Problem to work on >>
Make an exact copy of the lines below.

Exercise inputs >>
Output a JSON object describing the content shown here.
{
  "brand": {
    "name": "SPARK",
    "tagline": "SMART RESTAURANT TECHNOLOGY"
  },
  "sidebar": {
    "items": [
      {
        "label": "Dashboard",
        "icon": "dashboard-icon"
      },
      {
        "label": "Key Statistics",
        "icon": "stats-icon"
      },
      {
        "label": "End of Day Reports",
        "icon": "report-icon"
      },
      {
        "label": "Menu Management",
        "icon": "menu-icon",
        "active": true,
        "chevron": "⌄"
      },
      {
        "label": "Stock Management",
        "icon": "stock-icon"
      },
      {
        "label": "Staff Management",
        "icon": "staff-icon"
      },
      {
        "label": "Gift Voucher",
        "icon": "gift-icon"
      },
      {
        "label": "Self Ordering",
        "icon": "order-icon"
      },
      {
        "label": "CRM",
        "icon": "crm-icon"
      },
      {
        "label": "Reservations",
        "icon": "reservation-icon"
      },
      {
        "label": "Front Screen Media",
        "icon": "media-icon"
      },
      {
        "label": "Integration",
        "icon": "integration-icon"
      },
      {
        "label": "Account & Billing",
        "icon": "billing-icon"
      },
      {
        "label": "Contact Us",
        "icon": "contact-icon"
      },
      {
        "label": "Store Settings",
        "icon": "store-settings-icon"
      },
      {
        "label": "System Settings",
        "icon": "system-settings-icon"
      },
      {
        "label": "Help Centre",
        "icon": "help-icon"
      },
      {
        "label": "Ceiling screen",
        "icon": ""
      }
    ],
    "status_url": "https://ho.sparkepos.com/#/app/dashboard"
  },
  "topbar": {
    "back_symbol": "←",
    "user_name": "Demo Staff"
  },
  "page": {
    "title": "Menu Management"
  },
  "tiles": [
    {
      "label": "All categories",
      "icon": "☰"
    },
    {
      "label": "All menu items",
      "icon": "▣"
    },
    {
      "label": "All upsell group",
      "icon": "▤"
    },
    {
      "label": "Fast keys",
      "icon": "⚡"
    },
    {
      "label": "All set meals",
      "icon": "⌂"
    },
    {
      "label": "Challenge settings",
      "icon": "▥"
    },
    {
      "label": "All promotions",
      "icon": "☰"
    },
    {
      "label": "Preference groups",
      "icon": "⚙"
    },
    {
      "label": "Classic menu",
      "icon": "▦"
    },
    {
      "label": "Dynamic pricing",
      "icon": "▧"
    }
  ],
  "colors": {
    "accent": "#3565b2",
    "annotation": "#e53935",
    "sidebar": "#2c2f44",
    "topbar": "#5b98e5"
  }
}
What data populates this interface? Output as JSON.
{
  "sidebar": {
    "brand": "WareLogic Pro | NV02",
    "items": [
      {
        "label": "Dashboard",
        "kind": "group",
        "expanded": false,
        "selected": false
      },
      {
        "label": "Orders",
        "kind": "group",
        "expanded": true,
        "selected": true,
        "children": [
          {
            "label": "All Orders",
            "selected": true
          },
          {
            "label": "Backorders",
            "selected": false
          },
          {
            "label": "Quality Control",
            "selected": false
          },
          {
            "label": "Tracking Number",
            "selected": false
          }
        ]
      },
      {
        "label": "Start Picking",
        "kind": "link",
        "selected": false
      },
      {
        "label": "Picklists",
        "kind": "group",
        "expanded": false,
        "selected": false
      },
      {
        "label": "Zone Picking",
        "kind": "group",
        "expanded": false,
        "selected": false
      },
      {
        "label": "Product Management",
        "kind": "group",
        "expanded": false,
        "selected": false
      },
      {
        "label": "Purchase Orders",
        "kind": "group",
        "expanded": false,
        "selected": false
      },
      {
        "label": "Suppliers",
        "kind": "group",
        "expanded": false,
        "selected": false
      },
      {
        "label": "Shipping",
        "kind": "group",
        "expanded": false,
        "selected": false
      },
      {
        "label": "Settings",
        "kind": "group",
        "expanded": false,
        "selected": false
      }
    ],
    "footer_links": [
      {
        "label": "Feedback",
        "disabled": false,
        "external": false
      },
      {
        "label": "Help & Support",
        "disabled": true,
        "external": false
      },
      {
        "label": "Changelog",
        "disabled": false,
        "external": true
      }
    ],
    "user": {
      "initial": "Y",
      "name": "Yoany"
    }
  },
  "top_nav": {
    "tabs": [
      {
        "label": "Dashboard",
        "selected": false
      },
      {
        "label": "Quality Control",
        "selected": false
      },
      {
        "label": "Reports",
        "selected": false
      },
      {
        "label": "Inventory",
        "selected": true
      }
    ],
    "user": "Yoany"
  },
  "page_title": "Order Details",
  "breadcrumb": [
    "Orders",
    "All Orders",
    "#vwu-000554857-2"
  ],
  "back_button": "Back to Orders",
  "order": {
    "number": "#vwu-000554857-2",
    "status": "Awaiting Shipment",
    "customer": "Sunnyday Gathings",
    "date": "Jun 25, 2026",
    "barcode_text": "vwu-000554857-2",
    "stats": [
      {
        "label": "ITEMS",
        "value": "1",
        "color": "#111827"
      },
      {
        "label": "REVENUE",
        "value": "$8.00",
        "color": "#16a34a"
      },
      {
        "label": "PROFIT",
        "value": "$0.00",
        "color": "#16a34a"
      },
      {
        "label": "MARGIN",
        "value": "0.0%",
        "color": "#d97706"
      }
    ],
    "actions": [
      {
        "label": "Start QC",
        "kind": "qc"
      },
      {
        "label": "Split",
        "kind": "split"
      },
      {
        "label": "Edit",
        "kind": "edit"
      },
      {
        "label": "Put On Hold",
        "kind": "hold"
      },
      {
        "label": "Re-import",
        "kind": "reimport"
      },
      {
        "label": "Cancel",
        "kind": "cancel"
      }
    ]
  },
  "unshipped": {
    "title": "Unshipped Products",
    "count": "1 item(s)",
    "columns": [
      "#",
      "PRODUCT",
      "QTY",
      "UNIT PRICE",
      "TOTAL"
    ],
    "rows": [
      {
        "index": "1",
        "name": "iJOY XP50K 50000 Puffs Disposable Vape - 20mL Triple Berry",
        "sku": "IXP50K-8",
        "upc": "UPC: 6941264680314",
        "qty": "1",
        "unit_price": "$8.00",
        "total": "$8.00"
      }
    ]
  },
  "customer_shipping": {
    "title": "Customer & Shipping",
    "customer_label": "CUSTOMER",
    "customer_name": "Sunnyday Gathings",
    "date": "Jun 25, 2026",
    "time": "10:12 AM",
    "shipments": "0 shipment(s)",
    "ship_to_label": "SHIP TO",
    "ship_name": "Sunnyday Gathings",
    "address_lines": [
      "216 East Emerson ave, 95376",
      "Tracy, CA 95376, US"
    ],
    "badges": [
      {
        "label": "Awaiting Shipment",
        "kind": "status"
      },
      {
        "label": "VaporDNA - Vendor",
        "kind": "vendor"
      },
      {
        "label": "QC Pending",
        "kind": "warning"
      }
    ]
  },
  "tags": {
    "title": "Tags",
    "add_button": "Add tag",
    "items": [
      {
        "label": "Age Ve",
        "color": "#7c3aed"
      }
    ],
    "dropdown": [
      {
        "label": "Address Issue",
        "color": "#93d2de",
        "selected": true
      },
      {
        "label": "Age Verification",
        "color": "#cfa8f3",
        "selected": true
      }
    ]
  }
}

Solved exercise >>
Output a JSON object describing the content shown here.
{
  "brand": {
    "name": "SPARK",
    "tagline": "SMART RESTAURANT TECHNOLOGY"
  },
  "sidebar": {
    "items": [
      {
        "label": "Dashboard",
        "icon": "dashboard-icon"
      },
      {
        "label": "Key Statistics",
        "icon": "stats-icon"
      },
      {
        "label": "End of Day Reports",
        "icon": "report-icon"
      },
      {
        "label": "Menu Management",
        "icon": "menu-icon",
        "active": true,
        "chevron": "⌄"
      },
      {
        "label": "Stock Management",
        "icon": "stock-icon"
      },
      {
        "label": "Staff Management",
        "icon": "staff-icon"
      },
      {
        "label": "Gift Voucher",
        "icon": "gift-icon"
      },
      {
        "label": "Self Ordering",
        "icon": "order-icon"
      },
      {
        "label": "CRM",
        "icon": "crm-icon"
      },
      {
        "label": "Reservations",
        "icon": "reservation-icon"
      },
      {
        "label": "Front Screen Media",
        "icon": "media-icon"
      },
      {
        "label": "Integration",
        "icon": "integration-icon"
      },
      {
        "label": "Account & Billing",
        "icon": "billing-icon"
      },
      {
        "label": "Contact Us",
        "icon": "contact-icon"
      },
      {
        "label": "Store Settings",
        "icon": "store-settings-icon"
      },
      {
        "label": "System Settings",
        "icon": "system-settings-icon"
      },
      {
        "label": "Help Centre",
        "icon": "help-icon"
      },
      {
        "label": "Ceiling screen",
        "icon": ""
      }
    ],
    "status_url": "https://ho.sparkepos.com/#/app/dashboard"
  },
  "topbar": {
    "back_symbol": "←",
    "user_name": "Demo Staff"
  },
  "page": {
    "title": "Menu Management"
  },
  "tiles": [
    {
      "label": "All categories",
      "icon": "☰"
    },
    {
      "label": "All menu items",
      "icon": "▣"
    },
    {
      "label": "All upsell group",
      "icon": "▤"
    },
    {
      "label": "Fast keys",
      "icon": "⚡"
    },
    {
      "label": "All set meals",
      "icon": "⌂"
    },
    {
      "label": "Challenge settings",
      "icon": "▥"
    },
    {
      "label": "All promotions",
      "icon": "☰"
    },
    {
      "label": "Preference groups",
      "icon": "⚙"
    },
    {
      "label": "Classic menu",
      "icon": "▦"
    },
    {
      "label": "Dynamic pricing",
      "icon": "▧"
    }
  ],
  "colors": {
    "accent": "#3565b2",
    "annotation": "#e53935",
    "sidebar": "#2c2f44",
    "topbar": "#5b98e5"
  }
}
What data populates this interface? Output as JSON.
{
  "sidebar": {
    "brand": "WareLogic Pro | NV02",
    "items": [
      {
        "label": "Dashboard",
        "kind": "group",
        "expanded": false,
        "selected": false
      },
      {
        "label": "Orders",
        "kind": "group",
        "expanded": true,
        "selected": true,
        "children": [
          {
            "label": "All Orders",
            "selected": true
          },
          {
            "label": "Backorders",
            "selected": false
          },
          {
            "label": "Quality Control",
            "selected": false
          },
          {
            "label": "Tracking Number",
            "selected": false
          }
        ]
      },
      {
        "label": "Start Picking",
        "kind": "link",
        "selected": false
      },
      {
        "label": "Picklists",
        "kind": "group",
        "expanded": false,
        "selected": false
      },
      {
        "label": "Zone Picking",
        "kind": "group",
        "expanded": false,
        "selected": false
      },
      {
        "label": "Product Management",
        "kind": "group",
        "expanded": false,
        "selected": false
      },
      {
        "label": "Purchase Orders",
        "kind": "group",
        "expanded": false,
        "selected": false
      },
      {
        "label": "Suppliers",
        "kind": "group",
        "expanded": false,
        "selected": false
      },
      {
        "label": "Shipping",
        "kind": "group",
        "expanded": false,
        "selected": false
      },
      {
        "label": "Settings",
        "kind": "group",
        "expanded": false,
        "selected": false
      }
    ],
    "footer_links": [
      {
        "label": "Feedback",
        "disabled": false,
        "external": false
      },
      {
        "label": "Help & Support",
        "disabled": true,
        "external": false
      },
      {
        "label": "Changelog",
        "disabled": false,
        "external": true
      }
    ],
    "user": {
      "initial": "Y",
      "name": "Yoany"
    }
  },
  "top_nav": {
    "tabs": [
      {
        "label": "Dashboard",
        "selected": false
      },
      {
        "label": "Quality Control",
        "selected": false
      },
      {
        "label": "Reports",
        "selected": false
      },
      {
        "label": "Inventory",
        "selected": true
      }
    ],
    "user": "Yoany"
  },
  "page_title": "Order Details",
  "breadcrumb": [
    "Orders",
    "All Orders",
    "#vwu-000554857-2"
  ],
  "back_button": "Back to Orders",
  "order": {
    "number": "#vwu-000554857-2",
    "status": "Awaiting Shipment",
    "customer": "Sunnyday Gathings",
    "date": "Jun 25, 2026",
    "barcode_text": "vwu-000554857-2",
    "stats": [
      {
        "label": "ITEMS",
        "value": "1",
        "color": "#111827"
      },
      {
        "label": "REVENUE",
        "value": "$8.00",
        "color": "#16a34a"
      },
      {
        "label": "PROFIT",
        "value": "$0.00",
        "color": "#16a34a"
      },
      {
        "label": "MARGIN",
        "value": "0.0%",
        "color": "#d97706"
      }
    ],
    "actions": [
      {
        "label": "Start QC",
        "kind": "qc"
      },
      {
        "label": "Split",
        "kind": "split"
      },
      {
        "label": "Edit",
        "kind": "edit"
      },
      {
        "label": "Put On Hold",
        "kind": "hold"
      },
      {
        "label": "Re-import",
        "kind": "reimport"
      },
      {
        "label": "Cancel",
        "kind": "cancel"
      }
    ]
  },
  "unshipped": {
    "title": "Unshipped Products",
    "count": "1 item(s)",
    "columns": [
      "#",
      "PRODUCT",
      "QTY",
      "UNIT PRICE",
      "TOTAL"
    ],
    "rows": [
      {
        "index": "1",
        "name": "iJOY XP50K 50000 Puffs Disposable Vape - 20mL Triple Berry",
        "sku": "IXP50K-8",
        "upc": "UPC: 6941264680314",
        "qty": "1",
        "unit_price": "$8.00",
        "total": "$8.00"
      }
    ]
  },
  "customer_shipping": {
    "title": "Customer & Shipping",
    "customer_label": "CUSTOMER",
    "customer_name": "Sunnyday Gathings",
    "date": "Jun 25, 2026",
    "time": "10:12 AM",
    "shipments": "0 shipment(s)",
    "ship_to_label": "SHIP TO",
    "ship_name": "Sunnyday Gathings",
    "address_lines": [
      "216 East Emerson ave, 95376",
      "Tracy, CA 95376, US"
    ],
    "badges": [
      {
        "label": "Awaiting Shipment",
        "kind": "status"
      },
      {
        "label": "VaporDNA - Vendor",
        "kind": "vendor"
      },
      {
        "label": "QC Pending",
        "kind": "warning"
      }
    ]
  },
  "tags": {
    "title": "Tags",
    "add_button": "Add tag",
    "items": [
      {
        "label": "Age Ve",
        "color": "#7c3aed"
      }
    ],
    "dropdown": [
      {
        "label": "Address Issue",
        "color": "#93d2de",
        "selected": true
      },
      {
        "label": "Age Verification",
        "color": "#cfa8f3",
        "selected": true
      }
    ]
  }
}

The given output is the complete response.